Go through the data below and gather each line containing "lognormal".

**RAW RECORDS**
##########

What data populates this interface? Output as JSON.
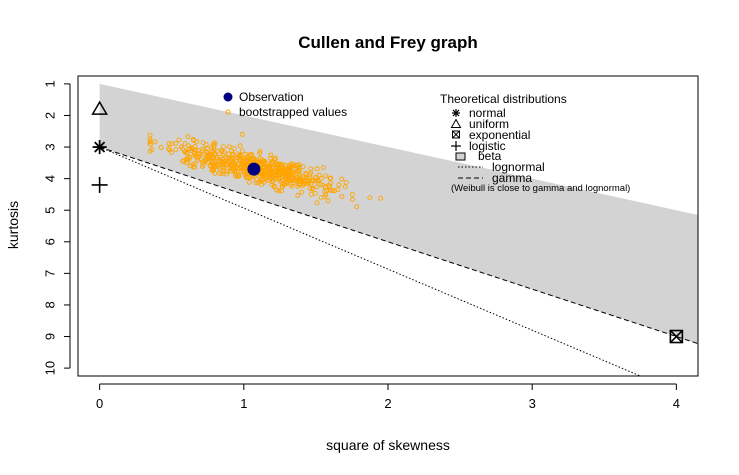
{
  "chart_data": {
    "type": "scatter",
    "title": "Cullen and Frey graph",
    "xlabel": "square of skewness",
    "ylabel": "kurtosis",
    "xlim": [
      -0.15,
      4.15
    ],
    "ylim": [
      10.25,
      0.75
    ],
    "x_ticks": [
      0,
      1,
      2,
      3,
      4
    ],
    "y_ticks": [
      1,
      2,
      3,
      4,
      5,
      6,
      7,
      8,
      9,
      10
    ],
    "x_tick_labels": [
      "0",
      "1",
      "2",
      "3",
      "4"
    ],
    "y_tick_labels": [
      "1",
      "2",
      "3",
      "4",
      "5",
      "6",
      "7",
      "8",
      "9",
      "10"
    ],
    "observation": {
      "x": 1.07,
      "y": 3.7,
      "color": "#000080",
      "label": "Observation"
    },
    "bootstrap": {
      "label": "bootstrapped values",
      "color": "#FFA500",
      "n": 600,
      "seed": 7,
      "center_x": 1.07,
      "center_y": 3.65,
      "spread_x": 0.28,
      "slope": 1.1,
      "spread_y": 0.22,
      "x_min": 0.35,
      "x_max": 1.95
    },
    "theoretical": {
      "legend_title": "Theoretical distributions",
      "normal": {
        "x": 0,
        "y": 3,
        "label": "normal"
      },
      "uniform": {
        "x": 0,
        "y": 1.8,
        "label": "uniform"
      },
      "exponential": {
        "x": 4,
        "y": 9,
        "label": "exponential"
      },
      "logistic": {
        "x": 0,
        "y": 4.2,
        "label": "logistic"
      },
      "beta": {
        "label": "beta",
        "color": "#D3D3D3",
        "region_top": [
          [
            0,
            1
          ],
          [
            4.15,
            5.15
          ]
        ]
      },
      "lognormal": {
        "label": "lognormal",
        "line": [
          [
            0,
            3
          ],
          [
            3.75,
            10.25
          ]
        ]
      },
      "gamma": {
        "label": "gamma",
        "line": [
          [
            0,
            3
          ],
          [
            4.15,
            9.225
          ]
        ]
      },
      "note": "(Weibull is close to gamma and lognormal)"
    },
    "legend_positions": [
      "top-left",
      "top-right"
    ]
  }
}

##########

**TASK RESPONSE**
      "lognormal": {
        "label": "lognormal",
      "note": "(Weibull is close to gamma and lognormal)"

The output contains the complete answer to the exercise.